*Brief:* Which lines hold the word "детей"? Copy each of them.

*Recorded information:*

· · · · · · ·

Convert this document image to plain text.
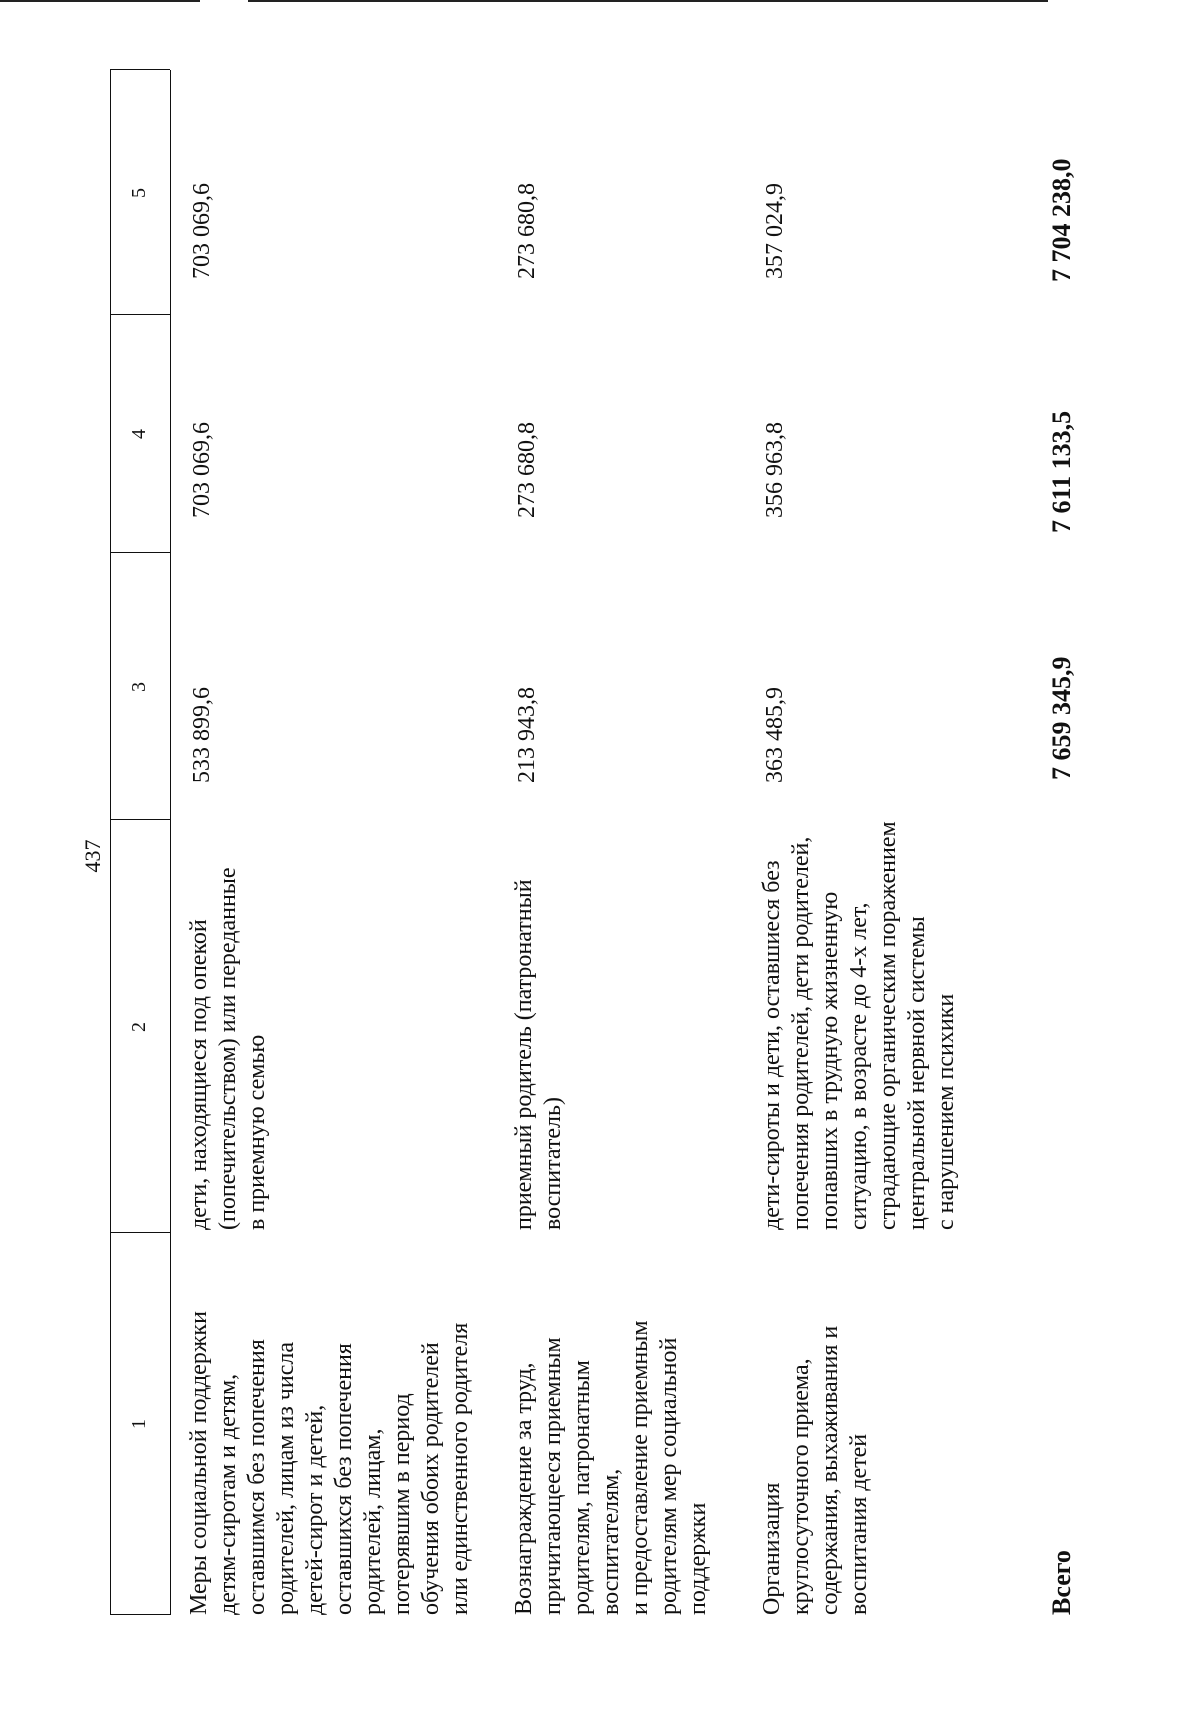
437
1
2
3
4
5
Меры социальной поддержки
детям-сиротам и детям,
оставшимся без попечения
родителей, лицам из числа
детей-сирот и детей,
оставшихся без попечения
родителей, лицам,
потерявшим в период
обучения обоих родителей
или единственного родителя
дети, находящиеся под опекой
(попечительством) или переданные
в приемную семью
533 899,6
703 069,6
703 069,6
Вознаграждение за труд,
причитающееся приемным
родителям, патронатным
воспитателям,
и предоставление приемным
родителям мер социальной
поддержки
приемный родитель (патронатный
воспитатель)
213 943,8
273 680,8
273 680,8
Организация
круглосуточного приема,
содержания, выхаживания и
воспитания детей
дети-сироты и дети, оставшиеся без
попечения родителей, дети родителей,
попавших в трудную жизненную
ситуацию, в возрасте до 4-х лет,
страдающие органическим поражением
центральной нервной системы
с нарушением психики
363 485,9
356 963,8
357 024,9
Всего
7 659 345,9
7 611 133,5
7 704 238,0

· · · · · · ·

*The answer:*
детей-сирот и детей,
воспитания детей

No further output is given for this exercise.